Repeat the material exactly as it appears.

(Stored entries)
— Begin —

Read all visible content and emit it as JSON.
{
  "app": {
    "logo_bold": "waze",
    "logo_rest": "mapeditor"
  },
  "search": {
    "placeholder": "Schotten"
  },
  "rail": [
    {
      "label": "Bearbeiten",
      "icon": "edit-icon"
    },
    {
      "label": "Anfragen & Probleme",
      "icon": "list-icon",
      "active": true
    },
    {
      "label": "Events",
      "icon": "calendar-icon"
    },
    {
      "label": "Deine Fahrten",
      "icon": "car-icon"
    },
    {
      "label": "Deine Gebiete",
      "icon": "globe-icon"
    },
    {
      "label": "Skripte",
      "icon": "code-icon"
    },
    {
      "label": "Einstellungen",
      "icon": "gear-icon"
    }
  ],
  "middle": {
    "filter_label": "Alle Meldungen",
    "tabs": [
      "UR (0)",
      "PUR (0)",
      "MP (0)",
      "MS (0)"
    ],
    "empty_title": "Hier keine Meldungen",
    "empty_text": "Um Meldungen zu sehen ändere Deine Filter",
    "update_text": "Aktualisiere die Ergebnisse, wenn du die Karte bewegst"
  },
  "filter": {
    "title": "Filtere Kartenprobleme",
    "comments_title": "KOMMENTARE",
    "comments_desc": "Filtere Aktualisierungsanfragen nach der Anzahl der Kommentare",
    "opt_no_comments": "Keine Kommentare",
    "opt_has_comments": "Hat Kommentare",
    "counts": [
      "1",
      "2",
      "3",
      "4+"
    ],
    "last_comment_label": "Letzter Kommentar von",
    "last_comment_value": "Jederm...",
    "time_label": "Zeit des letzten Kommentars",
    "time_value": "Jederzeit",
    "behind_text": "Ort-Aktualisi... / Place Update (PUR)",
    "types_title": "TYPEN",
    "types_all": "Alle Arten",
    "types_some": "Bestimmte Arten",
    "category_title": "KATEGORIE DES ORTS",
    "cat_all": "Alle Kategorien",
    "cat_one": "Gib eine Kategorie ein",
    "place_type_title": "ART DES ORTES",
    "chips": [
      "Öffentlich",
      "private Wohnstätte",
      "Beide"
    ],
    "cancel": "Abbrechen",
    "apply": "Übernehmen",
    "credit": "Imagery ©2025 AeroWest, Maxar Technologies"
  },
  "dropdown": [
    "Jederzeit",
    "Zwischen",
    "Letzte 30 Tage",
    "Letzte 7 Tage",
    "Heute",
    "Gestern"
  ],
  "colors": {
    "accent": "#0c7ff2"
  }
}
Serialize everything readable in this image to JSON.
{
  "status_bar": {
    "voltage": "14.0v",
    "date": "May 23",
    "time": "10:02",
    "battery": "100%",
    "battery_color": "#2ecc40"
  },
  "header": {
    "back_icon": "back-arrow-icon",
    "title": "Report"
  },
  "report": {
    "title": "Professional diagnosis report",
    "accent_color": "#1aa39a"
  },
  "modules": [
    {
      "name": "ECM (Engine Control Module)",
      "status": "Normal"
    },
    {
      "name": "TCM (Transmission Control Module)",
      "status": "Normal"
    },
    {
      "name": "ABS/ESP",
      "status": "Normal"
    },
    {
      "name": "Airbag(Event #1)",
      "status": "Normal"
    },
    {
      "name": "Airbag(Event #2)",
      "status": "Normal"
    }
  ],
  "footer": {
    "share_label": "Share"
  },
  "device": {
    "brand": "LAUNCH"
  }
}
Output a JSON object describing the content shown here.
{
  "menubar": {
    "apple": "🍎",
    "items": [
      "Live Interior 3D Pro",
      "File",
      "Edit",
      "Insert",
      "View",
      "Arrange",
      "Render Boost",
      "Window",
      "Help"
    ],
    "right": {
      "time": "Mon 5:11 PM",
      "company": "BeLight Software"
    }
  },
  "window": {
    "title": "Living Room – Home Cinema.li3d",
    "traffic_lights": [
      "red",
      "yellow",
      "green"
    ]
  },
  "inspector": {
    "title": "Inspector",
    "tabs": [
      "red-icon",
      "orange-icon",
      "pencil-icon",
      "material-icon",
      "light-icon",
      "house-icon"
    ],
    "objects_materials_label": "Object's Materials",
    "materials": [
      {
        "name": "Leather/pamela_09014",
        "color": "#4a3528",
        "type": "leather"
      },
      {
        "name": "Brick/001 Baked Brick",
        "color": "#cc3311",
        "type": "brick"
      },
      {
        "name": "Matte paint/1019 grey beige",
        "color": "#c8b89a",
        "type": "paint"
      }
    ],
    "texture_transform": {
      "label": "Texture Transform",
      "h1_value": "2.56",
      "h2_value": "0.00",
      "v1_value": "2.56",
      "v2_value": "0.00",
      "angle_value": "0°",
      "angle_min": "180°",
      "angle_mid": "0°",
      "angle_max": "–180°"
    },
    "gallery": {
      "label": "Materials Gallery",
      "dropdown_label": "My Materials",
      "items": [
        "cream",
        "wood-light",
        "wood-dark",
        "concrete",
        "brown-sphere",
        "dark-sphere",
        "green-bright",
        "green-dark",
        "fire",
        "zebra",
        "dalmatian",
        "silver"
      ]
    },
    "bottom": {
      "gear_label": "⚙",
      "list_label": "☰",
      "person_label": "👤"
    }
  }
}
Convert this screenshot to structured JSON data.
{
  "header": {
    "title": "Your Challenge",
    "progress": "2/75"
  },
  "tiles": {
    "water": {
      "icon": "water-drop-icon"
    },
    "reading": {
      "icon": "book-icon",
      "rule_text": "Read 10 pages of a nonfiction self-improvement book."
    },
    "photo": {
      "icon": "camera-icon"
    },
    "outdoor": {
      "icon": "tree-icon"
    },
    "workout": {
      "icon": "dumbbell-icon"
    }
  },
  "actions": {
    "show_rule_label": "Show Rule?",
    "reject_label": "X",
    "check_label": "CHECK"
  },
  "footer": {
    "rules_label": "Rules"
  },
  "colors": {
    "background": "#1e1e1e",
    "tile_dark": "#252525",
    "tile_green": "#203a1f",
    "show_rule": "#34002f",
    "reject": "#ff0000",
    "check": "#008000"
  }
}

— End —

▶ **Expected output**
Read all visible content and emit it as JSON.
{
  "app": {
    "logo_bold": "waze",
    "logo_rest": "mapeditor"
  },
  "search": {
    "placeholder": "Schotten"
  },
  "rail": [
    {
      "label": "Bearbeiten",
      "icon": "edit-icon"
    },
    {
      "label": "Anfragen & Probleme",
      "icon": "list-icon",
      "active": true
    },
    {
      "label": "Events",
      "icon": "calendar-icon"
    },
    {
      "label": "Deine Fahrten",
      "icon": "car-icon"
    },
    {
      "label": "Deine Gebiete",
      "icon": "globe-icon"
    },
    {
      "label": "Skripte",
      "icon": "code-icon"
    },
    {
      "label": "Einstellungen",
      "icon": "gear-icon"
    }
  ],
  "middle": {
    "filter_label": "Alle Meldungen",
    "tabs": [
      "UR (0)",
      "PUR (0)",
      "MP (0)",
      "MS (0)"
    ],
    "empty_title": "Hier keine Meldungen",
    "empty_text": "Um Meldungen zu sehen ändere Deine Filter",
    "update_text": "Aktualisiere die Ergebnisse, wenn du die Karte bewegst"
  },
  "filter": {
    "title": "Filtere Kartenprobleme",
    "comments_title": "KOMMENTARE",
    "comments_desc": "Filtere Aktualisierungsanfragen nach der Anzahl der Kommentare",
    "opt_no_comments": "Keine Kommentare",
    "opt_has_comments": "Hat Kommentare",
    "counts": [
      "1",
      "2",
      "3",
      "4+"
    ],
    "last_comment_label": "Letzter Kommentar von",
    "last_comment_value": "Jederm...",
    "time_label": "Zeit des letzten Kommentars",
    "time_value": "Jederzeit",
    "behind_text": "Ort-Aktualisi... / Place Update (PUR)",
    "types_title": "TYPEN",
    "types_all": "Alle Arten",
    "types_some": "Bestimmte Arten",
    "category_title": "KATEGORIE DES ORTS",
    "cat_all": "Alle Kategorien",
    "cat_one": "Gib eine Kategorie ein",
    "place_type_title": "ART DES ORTES",
    "chips": [
      "Öffentlich",
      "private Wohnstätte",
      "Beide"
    ],
    "cancel": "Abbrechen",
    "apply": "Übernehmen",
    "credit": "Imagery ©2025 AeroWest, Maxar Technologies"
  },
  "dropdown": [
    "Jederzeit",
    "Zwischen",
    "Letzte 30 Tage",
    "Letzte 7 Tage",
    "Heute",
    "Gestern"
  ],
  "colors": {
    "accent": "#0c7ff2"
  }
}
Serialize everything readable in this image to JSON.
{
  "status_bar": {
    "voltage": "14.0v",
    "date": "May 23",
    "time": "10:02",
    "battery": "100%",
    "battery_color": "#2ecc40"
  },
  "header": {
    "back_icon": "back-arrow-icon",
    "title": "Report"
  },
  "report": {
    "title": "Professional diagnosis report",
    "accent_color": "#1aa39a"
  },
  "modules": [
    {
      "name": "ECM (Engine Control Module)",
      "status": "Normal"
    },
    {
      "name": "TCM (Transmission Control Module)",
      "status": "Normal"
    },
    {
      "name": "ABS/ESP",
      "status": "Normal"
    },
    {
      "name": "Airbag(Event #1)",
      "status": "Normal"
    },
    {
      "name": "Airbag(Event #2)",
      "status": "Normal"
    }
  ],
  "footer": {
    "share_label": "Share"
  },
  "device": {
    "brand": "LAUNCH"
  }
}
Output a JSON object describing the content shown here.
{
  "menubar": {
    "apple": "🍎",
    "items": [
      "Live Interior 3D Pro",
      "File",
      "Edit",
      "Insert",
      "View",
      "Arrange",
      "Render Boost",
      "Window",
      "Help"
    ],
    "right": {
      "time": "Mon 5:11 PM",
      "company": "BeLight Software"
    }
  },
  "window": {
    "title": "Living Room – Home Cinema.li3d",
    "traffic_lights": [
      "red",
      "yellow",
      "green"
    ]
  },
  "inspector": {
    "title": "Inspector",
    "tabs": [
      "red-icon",
      "orange-icon",
      "pencil-icon",
      "material-icon",
      "light-icon",
      "house-icon"
    ],
    "objects_materials_label": "Object's Materials",
    "materials": [
      {
        "name": "Leather/pamela_09014",
        "color": "#4a3528",
        "type": "leather"
      },
      {
        "name": "Brick/001 Baked Brick",
        "color": "#cc3311",
        "type": "brick"
      },
      {
        "name": "Matte paint/1019 grey beige",
        "color": "#c8b89a",
        "type": "paint"
      }
    ],
    "texture_transform": {
      "label": "Texture Transform",
      "h1_value": "2.56",
      "h2_value": "0.00",
      "v1_value": "2.56",
      "v2_value": "0.00",
      "angle_value": "0°",
      "angle_min": "180°",
      "angle_mid": "0°",
      "angle_max": "–180°"
    },
    "gallery": {
      "label": "Materials Gallery",
      "dropdown_label": "My Materials",
      "items": [
        "cream",
        "wood-light",
        "wood-dark",
        "concrete",
        "brown-sphere",
        "dark-sphere",
        "green-bright",
        "green-dark",
        "fire",
        "zebra",
        "dalmatian",
        "silver"
      ]
    },
    "bottom": {
      "gear_label": "⚙",
      "list_label": "☰",
      "person_label": "👤"
    }
  }
}
Convert this screenshot to structured JSON data.
{
  "header": {
    "title": "Your Challenge",
    "progress": "2/75"
  },
  "tiles": {
    "water": {
      "icon": "water-drop-icon"
    },
    "reading": {
      "icon": "book-icon",
      "rule_text": "Read 10 pages of a nonfiction self-improvement book."
    },
    "photo": {
      "icon": "camera-icon"
    },
    "outdoor": {
      "icon": "tree-icon"
    },
    "workout": {
      "icon": "dumbbell-icon"
    }
  },
  "actions": {
    "show_rule_label": "Show Rule?",
    "reject_label": "X",
    "check_label": "CHECK"
  },
  "footer": {
    "rules_label": "Rules"
  },
  "colors": {
    "background": "#1e1e1e",
    "tile_dark": "#252525",
    "tile_green": "#203a1f",
    "show_rule": "#34002f",
    "reject": "#ff0000",
    "check": "#008000"
  }
}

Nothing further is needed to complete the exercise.